• **Work to be completed**:
Report how many lines below contain the word "fair", and give only that number.

• **Information supplied**:
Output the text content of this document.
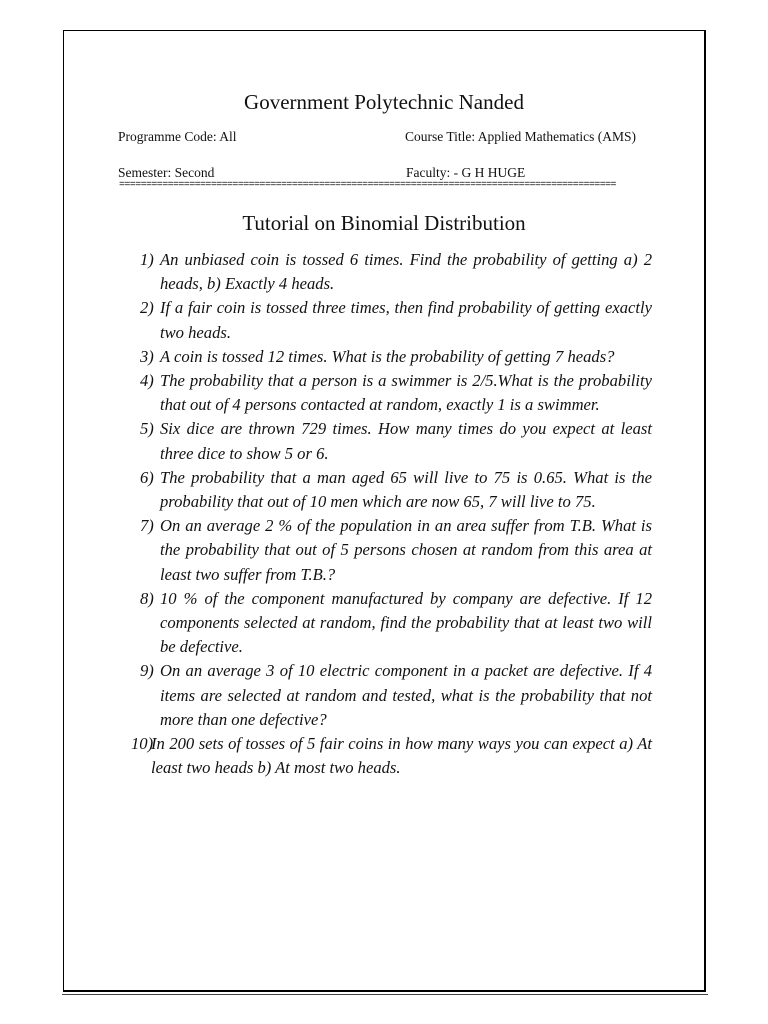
Government Polytechnic Nanded
Programme Code: All	Course Title: Applied Mathematics (AMS)
Semester: Second	Faculty: - G H HUGE
============================================================================================
Tutorial on Binomial Distribution
1) An unbiased coin is tossed 6 times. Find the probability of getting a) 2 heads, b) Exactly 4 heads.
2) If a fair coin is tossed three times, then find probability of getting exactly two heads.
3) A coin is tossed 12 times. What is the probability of getting 7 heads?
4) The probability that a person is a swimmer is 2/5.What is the probability that out of 4 persons contacted at random, exactly 1 is a swimmer.
5) Six dice are thrown 729 times. How many times do you expect at least three dice to show 5 or 6.
6) The probability that a man aged 65 will live to 75 is 0.65. What is the probability that out of 10 men which are now 65, 7 will live to 75.
7) On an average 2 % of the population in an area suffer from T.B. What is the probability that out of 5 persons chosen at random from this area at least two suffer from T.B.?
8) 10 % of the component manufactured by company are defective. If 12 components selected at random, find the probability that at least two will be defective.
9) On an average 3 of 10 electric component in a packet are defective. If 4 items are selected at random and tested, what is the probability that not more than one defective?
10)
In 200 sets of tosses of 5 fair coins in how many ways you can expect a) At least two heads b) At most two heads.
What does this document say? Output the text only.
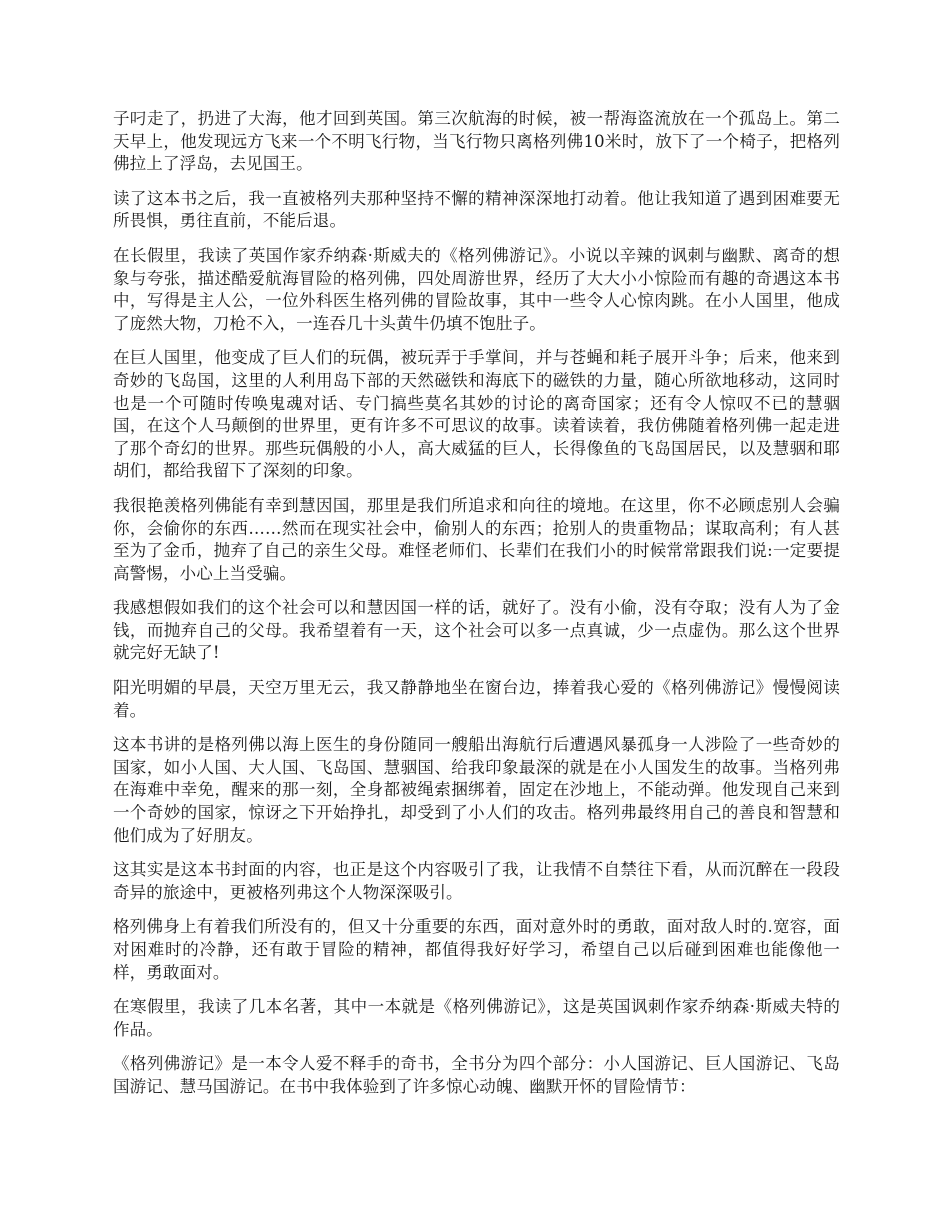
子叼走了，扔进了大海，他才回到英国。第三次航海的时候，被一帮海盗流放在一个孤岛上。第二天早上，他发现远方飞来一个不明飞行物，当飞行物只离格列佛10米时，放下了一个椅子，把格列佛拉上了浮岛，去见国王。

读了这本书之后，我一直被格列夫那种坚持不懈的精神深深地打动着。他让我知道了遇到困难要无所畏惧，勇往直前，不能后退。

在长假里，我读了英国作家乔纳森·斯威夫的《格列佛游记》。小说以辛辣的讽刺与幽默、离奇的想象与夸张，描述酷爱航海冒险的格列佛，四处周游世界，经历了大大小小惊险而有趣的奇遇这本书中，写得是主人公，一位外科医生格列佛的冒险故事，其中一些令人心惊肉跳。在小人国里，他成了庞然大物，刀枪不入，一连吞几十头黄牛仍填不饱肚子。

在巨人国里，他变成了巨人们的玩偶，被玩弄于手掌间，并与苍蝇和耗子展开斗争；后来，他来到奇妙的飞岛国，这里的人利用岛下部的天然磁铁和海底下的磁铁的力量，随心所欲地移动，这同时也是一个可随时传唤鬼魂对话、专门搞些莫名其妙的讨论的离奇国家；还有令人惊叹不已的慧骃国，在这个人马颠倒的世界里，更有许多不可思议的故事。读着读着，我仿佛随着格列佛一起走进了那个奇幻的世界。那些玩偶般的小人，高大威猛的巨人，长得像鱼的飞岛国居民，以及慧骃和耶胡们，都给我留下了深刻的印象。

我很艳羡格列佛能有幸到慧因国，那里是我们所追求和向往的境地。在这里，你不必顾虑别人会骗你，会偷你的东西……然而在现实社会中，偷别人的东西；抢别人的贵重物品；谋取高利；有人甚至为了金币，抛弃了自己的亲生父母。难怪老师们、长辈们在我们小的时候常常跟我们说:一定要提高警惕，小心上当受骗。

我感想假如我们的这个社会可以和慧因国一样的话，就好了。没有小偷，没有夺取；没有人为了金钱，而抛弃自己的父母。我希望着有一天，这个社会可以多一点真诚，少一点虚伪。那么这个世界就完好无缺了!

阳光明媚的早晨，天空万里无云，我又静静地坐在窗台边，捧着我心爱的《格列佛游记》慢慢阅读着。

这本书讲的是格列佛以海上医生的身份随同一艘船出海航行后遭遇风暴孤身一人涉险了一些奇妙的国家，如小人国、大人国、飞岛国、慧骃国、给我印象最深的就是在小人国发生的故事。当格列弗在海难中幸免，醒来的那一刻，全身都被绳索捆绑着，固定在沙地上，不能动弹。他发现自己来到一个奇妙的国家，惊讶之下开始挣扎，却受到了小人们的攻击。格列弗最终用自己的善良和智慧和他们成为了好朋友。

这其实是这本书封面的内容，也正是这个内容吸引了我，让我情不自禁往下看，从而沉醉在一段段奇异的旅途中，更被格列弗这个人物深深吸引。

格列佛身上有着我们所没有的，但又十分重要的东西，面对意外时的勇敢，面对敌人时的.宽容，面对困难时的冷静，还有敢于冒险的精神，都值得我好好学习，希望自己以后碰到困难也能像他一样，勇敢面对。

在寒假里，我读了几本名著，其中一本就是《格列佛游记》，这是英国讽刺作家乔纳森·斯威夫特的作品。

《格列佛游记》是一本令人爱不释手的奇书，全书分为四个部分：小人国游记、巨人国游记、飞岛国游记、慧马国游记。在书中我体验到了许多惊心动魄、幽默开怀的冒险情节：
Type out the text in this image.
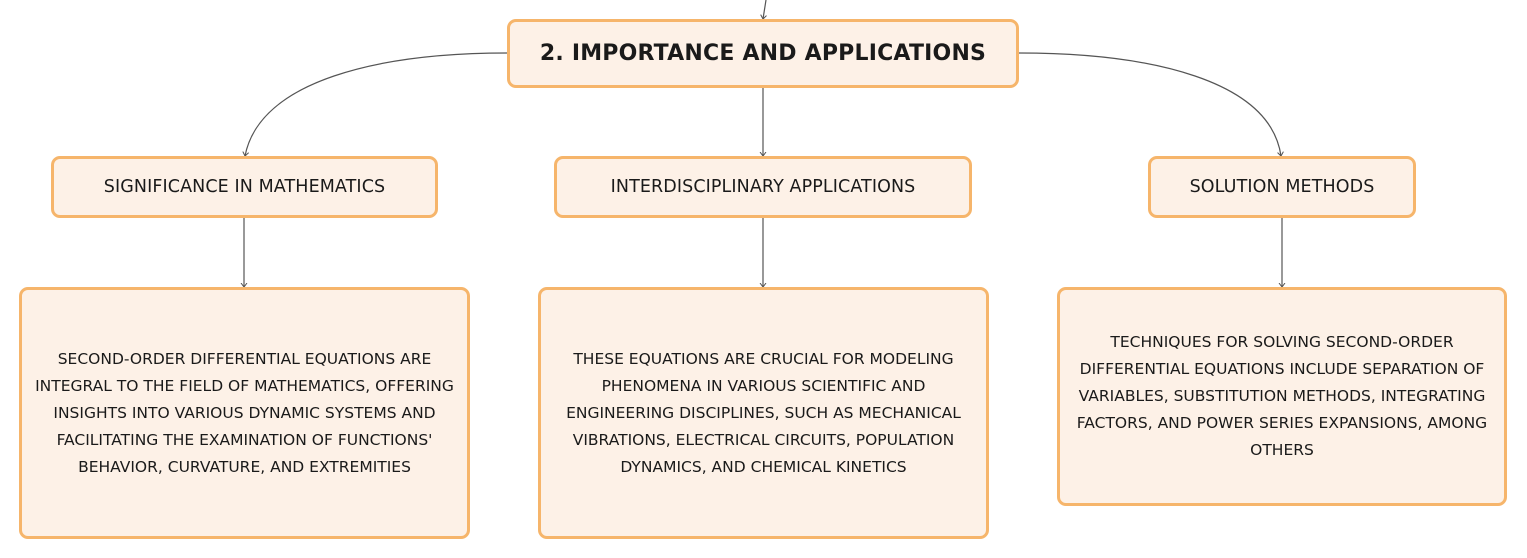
2. IMPORTANCE AND APPLICATIONS
SIGNIFICANCE IN MATHEMATICS	INTERDISCIPLINARY APPLICATIONS	SOLUTION METHODS
SECOND-ORDER DIFFERENTIAL EQUATIONS ARE INTEGRAL TO THE FIELD OF MATHEMATICS, OFFERING INSIGHTS INTO VARIOUS DYNAMIC SYSTEMS AND FACILITATING THE EXAMINATION OF FUNCTIONS' BEHAVIOR, CURVATURE, AND EXTREMITIES
THESE EQUATIONS ARE CRUCIAL FOR MODELING PHENOMENA IN VARIOUS SCIENTIFIC AND ENGINEERING DISCIPLINES, SUCH AS MECHANICAL VIBRATIONS, ELECTRICAL CIRCUITS, POPULATION DYNAMICS, AND CHEMICAL KINETICS
TECHNIQUES FOR SOLVING SECOND-ORDER DIFFERENTIAL EQUATIONS INCLUDE SEPARATION OF VARIABLES, SUBSTITUTION METHODS, INTEGRATING FACTORS, AND POWER SERIES EXPANSIONS, AMONG OTHERS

• **Problem solution**:
2